--- START OF Data for this task ---

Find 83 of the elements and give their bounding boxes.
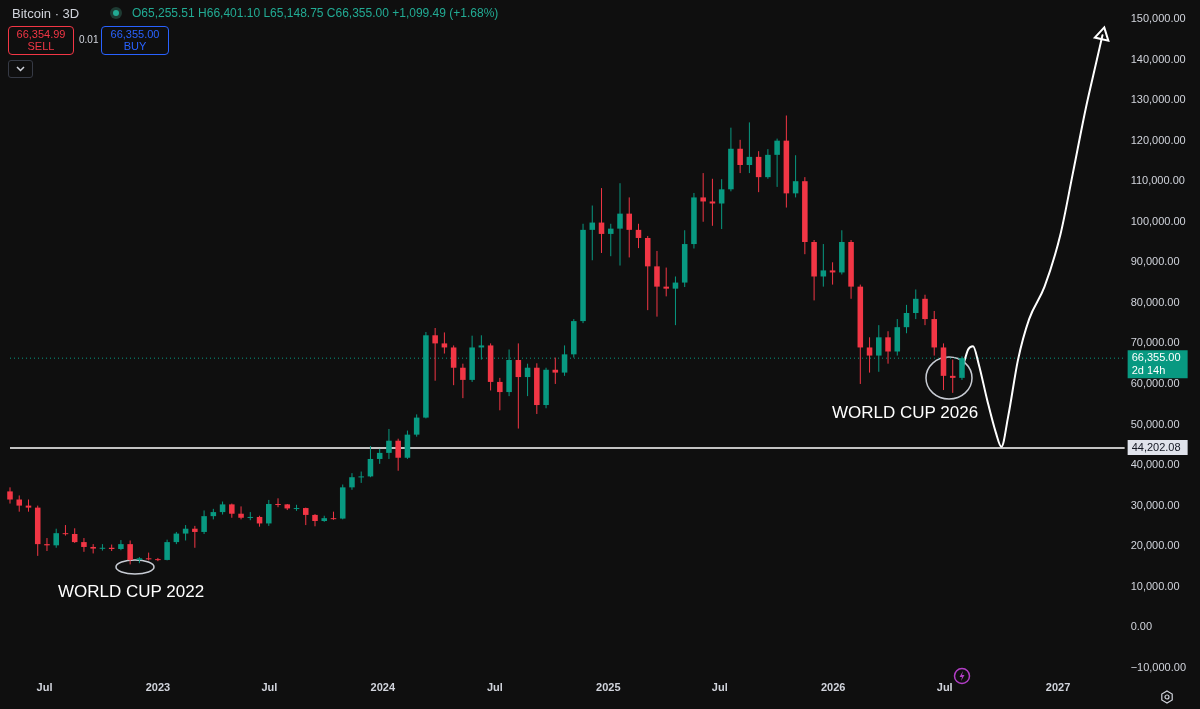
candlestick [404, 430, 411, 460]
candlestick [386, 428, 392, 460]
y-tick-label: 120,000.00 [1130, 133, 1186, 146]
x-tick-label: Jul [36, 681, 53, 694]
candlestick [395, 438, 401, 472]
candlestick [552, 357, 559, 385]
candlestick [654, 250, 660, 318]
candlestick [155, 557, 161, 562]
candlestick [238, 505, 244, 520]
candlestick [912, 288, 919, 320]
candlestick [607, 223, 614, 257]
candlestick [700, 172, 706, 223]
y-tick-label: 20,000.00 [1130, 539, 1180, 552]
x-tick-label: 2027 [1045, 681, 1071, 694]
candlestick [626, 196, 633, 258]
candlestick [450, 344, 457, 386]
candlestick [53, 528, 59, 549]
candlestick [460, 363, 466, 399]
y-tick-label: 110,000.00 [1130, 174, 1185, 187]
y-tick-label: 90,000.00 [1130, 255, 1180, 268]
candlestick [774, 138, 780, 188]
annotation: WORLD CUP 2022 [58, 582, 205, 602]
x-tick-label: 2024 [370, 681, 396, 694]
candlestick [829, 261, 836, 286]
candlestick [663, 267, 669, 297]
ref-line-label: 44,202.08 [1131, 441, 1181, 454]
candlestick [81, 537, 87, 553]
candlestick [192, 525, 198, 549]
candlestick [617, 182, 623, 267]
y-tick-label: 130,000.00 [1130, 93, 1186, 106]
annotation: 66,354.99 [16, 28, 66, 40]
candlestick [922, 294, 928, 326]
y-tick-label: 150,000.00 [1130, 12, 1186, 25]
text: 2d 14h [1131, 364, 1166, 377]
candlestick [358, 471, 364, 484]
annotation: 66,355.00 [110, 28, 160, 40]
y-tick-label: 70,000.00 [1130, 336, 1180, 349]
candlestick [885, 330, 891, 365]
candlestick [118, 539, 124, 551]
candlestick [497, 377, 503, 411]
y-tick-label: 60,000.00 [1130, 376, 1180, 389]
x-tick-label: 2026 [820, 681, 846, 694]
y-tick-label: 100,000.00 [1130, 214, 1186, 227]
y-tick-label: 40,000.00 [1130, 458, 1180, 471]
candlestick [949, 359, 956, 394]
x-tick-label: Jul [711, 681, 728, 694]
y-tick-label: 10,000.00 [1130, 579, 1180, 592]
annotation: 0.01 [79, 34, 99, 45]
ref-line-label: 66,355.00 [1131, 351, 1181, 364]
candlestick [201, 509, 207, 535]
x-tick-label: Jul [261, 681, 278, 694]
candlestick [312, 513, 318, 527]
x-tick-label: 2023 [145, 681, 171, 694]
candlestick [266, 499, 272, 527]
candlestick [765, 148, 771, 180]
candlestick [127, 539, 133, 565]
y-tick-label: 50,000.00 [1130, 417, 1180, 430]
candlestick [737, 139, 743, 174]
y-tick-label: 140,000.00 [1130, 52, 1186, 65]
chart-subtitle: O65,255.51 H66,401.10 L65,148.75 C66,355.00 +1,099.49 (+1.68%) [132, 6, 499, 20]
candlestick [441, 331, 448, 355]
annotation: WORLD CUP 2026 [832, 403, 979, 423]
candlestick [876, 324, 882, 373]
candlestick [709, 178, 716, 227]
annotation: SELL [27, 40, 55, 52]
x-tick-label: 2025 [596, 681, 621, 694]
candlestick [432, 327, 438, 382]
x-tick-label: Jul [486, 681, 503, 694]
candlestick [7, 486, 13, 505]
y-tick-label: 30,000.00 [1130, 498, 1180, 511]
candlestick [866, 336, 873, 374]
y-tick-label: 80,000.00 [1130, 295, 1180, 308]
candlestick [413, 413, 420, 438]
y-tick-label: −10,000.00 [1130, 660, 1187, 673]
chart-title: Bitcoin · 3D [12, 6, 80, 21]
candlestick [515, 342, 522, 430]
candlestick [561, 344, 568, 377]
y-tick-label: 0.00 [1130, 620, 1153, 633]
candlestick [275, 497, 281, 508]
candlestick [718, 178, 725, 230]
x-tick-label: Jul [936, 681, 953, 694]
candlestick [792, 154, 799, 198]
annotation: BUY [123, 40, 147, 52]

--- END OF Data for this task ---

■ Given task
Which lines of the listing contain the string "WORLD"? Extract each of them in full.

■ Exercise response
annotation: WORLD CUP 2022 [58, 582, 205, 602]
annotation: WORLD CUP 2026 [832, 403, 979, 423]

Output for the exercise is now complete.